> _TASK GOAL_
Set down each record exactly as written.

> _PROVIDED DATA_

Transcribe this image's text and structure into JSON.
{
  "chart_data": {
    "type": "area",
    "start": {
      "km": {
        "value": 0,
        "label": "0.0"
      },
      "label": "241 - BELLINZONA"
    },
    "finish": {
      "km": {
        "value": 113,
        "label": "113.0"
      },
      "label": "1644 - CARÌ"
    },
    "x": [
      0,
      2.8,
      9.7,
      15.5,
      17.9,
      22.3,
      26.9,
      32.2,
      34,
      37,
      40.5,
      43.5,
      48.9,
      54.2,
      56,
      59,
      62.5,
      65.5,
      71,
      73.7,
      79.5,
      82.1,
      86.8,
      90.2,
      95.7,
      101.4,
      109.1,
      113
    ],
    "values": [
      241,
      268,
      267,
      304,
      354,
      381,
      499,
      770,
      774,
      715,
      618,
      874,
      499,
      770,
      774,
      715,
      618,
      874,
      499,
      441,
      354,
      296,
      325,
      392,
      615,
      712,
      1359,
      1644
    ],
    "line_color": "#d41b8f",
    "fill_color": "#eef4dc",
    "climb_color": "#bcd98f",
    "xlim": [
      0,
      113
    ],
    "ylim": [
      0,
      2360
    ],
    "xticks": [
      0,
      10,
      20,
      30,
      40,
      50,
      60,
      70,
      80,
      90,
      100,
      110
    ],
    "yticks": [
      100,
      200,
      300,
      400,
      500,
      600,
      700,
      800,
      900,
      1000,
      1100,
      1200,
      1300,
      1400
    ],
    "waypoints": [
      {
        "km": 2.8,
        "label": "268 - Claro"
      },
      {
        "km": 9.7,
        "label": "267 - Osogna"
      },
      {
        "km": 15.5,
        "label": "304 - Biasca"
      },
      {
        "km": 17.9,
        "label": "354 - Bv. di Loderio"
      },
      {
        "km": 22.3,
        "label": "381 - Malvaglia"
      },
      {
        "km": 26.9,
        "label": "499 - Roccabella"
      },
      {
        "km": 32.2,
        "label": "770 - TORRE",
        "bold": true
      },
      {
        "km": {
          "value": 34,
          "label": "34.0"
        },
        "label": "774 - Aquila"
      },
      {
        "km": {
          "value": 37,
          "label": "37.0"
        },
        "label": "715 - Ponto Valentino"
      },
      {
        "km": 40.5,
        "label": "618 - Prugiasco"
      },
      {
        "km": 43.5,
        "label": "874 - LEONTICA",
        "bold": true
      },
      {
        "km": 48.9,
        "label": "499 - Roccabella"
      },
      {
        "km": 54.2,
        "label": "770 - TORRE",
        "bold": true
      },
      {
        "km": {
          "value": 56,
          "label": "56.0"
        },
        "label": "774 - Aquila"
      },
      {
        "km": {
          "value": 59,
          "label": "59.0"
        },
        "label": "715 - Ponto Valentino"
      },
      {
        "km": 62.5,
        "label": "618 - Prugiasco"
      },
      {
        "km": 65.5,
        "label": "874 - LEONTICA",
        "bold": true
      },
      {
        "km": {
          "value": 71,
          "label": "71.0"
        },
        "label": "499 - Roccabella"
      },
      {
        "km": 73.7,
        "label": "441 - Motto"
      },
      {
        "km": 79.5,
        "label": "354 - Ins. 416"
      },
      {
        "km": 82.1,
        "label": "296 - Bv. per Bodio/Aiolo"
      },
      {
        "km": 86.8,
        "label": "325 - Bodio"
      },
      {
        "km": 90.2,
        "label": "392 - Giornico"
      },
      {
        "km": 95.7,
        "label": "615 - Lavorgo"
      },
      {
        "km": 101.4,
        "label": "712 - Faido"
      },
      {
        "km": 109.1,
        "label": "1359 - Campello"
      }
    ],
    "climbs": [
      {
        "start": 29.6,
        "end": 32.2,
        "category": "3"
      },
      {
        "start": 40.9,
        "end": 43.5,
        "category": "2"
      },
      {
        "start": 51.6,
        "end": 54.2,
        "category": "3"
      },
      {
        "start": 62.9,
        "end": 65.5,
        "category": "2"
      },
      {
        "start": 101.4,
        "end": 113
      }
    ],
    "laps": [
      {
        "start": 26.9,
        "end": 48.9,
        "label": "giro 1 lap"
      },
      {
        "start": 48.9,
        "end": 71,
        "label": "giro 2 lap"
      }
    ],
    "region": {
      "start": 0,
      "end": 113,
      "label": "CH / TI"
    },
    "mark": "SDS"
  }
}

> _COMPLETE ANSWER_
Transcribe this image's text and structure into JSON.
{
  "chart_data": {
    "type": "area",
    "start": {
      "km": {
        "value": 0,
        "label": "0.0"
      },
      "label": "241 - BELLINZONA"
    },
    "finish": {
      "km": {
        "value": 113,
        "label": "113.0"
      },
      "label": "1644 - CARÌ"
    },
    "x": [
      0,
      2.8,
      9.7,
      15.5,
      17.9,
      22.3,
      26.9,
      32.2,
      34,
      37,
      40.5,
      43.5,
      48.9,
      54.2,
      56,
      59,
      62.5,
      65.5,
      71,
      73.7,
      79.5,
      82.1,
      86.8,
      90.2,
      95.7,
      101.4,
      109.1,
      113
    ],
    "values": [
      241,
      268,
      267,
      304,
      354,
      381,
      499,
      770,
      774,
      715,
      618,
      874,
      499,
      770,
      774,
      715,
      618,
      874,
      499,
      441,
      354,
      296,
      325,
      392,
      615,
      712,
      1359,
      1644
    ],
    "line_color": "#d41b8f",
    "fill_color": "#eef4dc",
    "climb_color": "#bcd98f",
    "xlim": [
      0,
      113
    ],
    "ylim": [
      0,
      2360
    ],
    "xticks": [
      0,
      10,
      20,
      30,
      40,
      50,
      60,
      70,
      80,
      90,
      100,
      110
    ],
    "yticks": [
      100,
      200,
      300,
      400,
      500,
      600,
      700,
      800,
      900,
      1000,
      1100,
      1200,
      1300,
      1400
    ],
    "waypoints": [
      {
        "km": 2.8,
        "label": "268 - Claro"
      },
      {
        "km": 9.7,
        "label": "267 - Osogna"
      },
      {
        "km": 15.5,
        "label": "304 - Biasca"
      },
      {
        "km": 17.9,
        "label": "354 - Bv. di Loderio"
      },
      {
        "km": 22.3,
        "label": "381 - Malvaglia"
      },
      {
        "km": 26.9,
        "label": "499 - Roccabella"
      },
      {
        "km": 32.2,
        "label": "770 - TORRE",
        "bold": true
      },
      {
        "km": {
          "value": 34,
          "label": "34.0"
        },
        "label": "774 - Aquila"
      },
      {
        "km": {
          "value": 37,
          "label": "37.0"
        },
        "label": "715 - Ponto Valentino"
      },
      {
        "km": 40.5,
        "label": "618 - Prugiasco"
      },
      {
        "km": 43.5,
        "label": "874 - LEONTICA",
        "bold": true
      },
      {
        "km": 48.9,
        "label": "499 - Roccabella"
      },
      {
        "km": 54.2,
        "label": "770 - TORRE",
        "bold": true
      },
      {
        "km": {
          "value": 56,
          "label": "56.0"
        },
        "label": "774 - Aquila"
      },
      {
        "km": {
          "value": 59,
          "label": "59.0"
        },
        "label": "715 - Ponto Valentino"
      },
      {
        "km": 62.5,
        "label": "618 - Prugiasco"
      },
      {
        "km": 65.5,
        "label": "874 - LEONTICA",
        "bold": true
      },
      {
        "km": {
          "value": 71,
          "label": "71.0"
        },
        "label": "499 - Roccabella"
      },
      {
        "km": 73.7,
        "label": "441 - Motto"
      },
      {
        "km": 79.5,
        "label": "354 - Ins. 416"
      },
      {
        "km": 82.1,
        "label": "296 - Bv. per Bodio/Aiolo"
      },
      {
        "km": 86.8,
        "label": "325 - Bodio"
      },
      {
        "km": 90.2,
        "label": "392 - Giornico"
      },
      {
        "km": 95.7,
        "label": "615 - Lavorgo"
      },
      {
        "km": 101.4,
        "label": "712 - Faido"
      },
      {
        "km": 109.1,
        "label": "1359 - Campello"
      }
    ],
    "climbs": [
      {
        "start": 29.6,
        "end": 32.2,
        "category": "3"
      },
      {
        "start": 40.9,
        "end": 43.5,
        "category": "2"
      },
      {
        "start": 51.6,
        "end": 54.2,
        "category": "3"
      },
      {
        "start": 62.9,
        "end": 65.5,
        "category": "2"
      },
      {
        "start": 101.4,
        "end": 113
      }
    ],
    "laps": [
      {
        "start": 26.9,
        "end": 48.9,
        "label": "giro 1 lap"
      },
      {
        "start": 48.9,
        "end": 71,
        "label": "giro 2 lap"
      }
    ],
    "region": {
      "start": 0,
      "end": 113,
      "label": "CH / TI"
    },
    "mark": "SDS"
  }
}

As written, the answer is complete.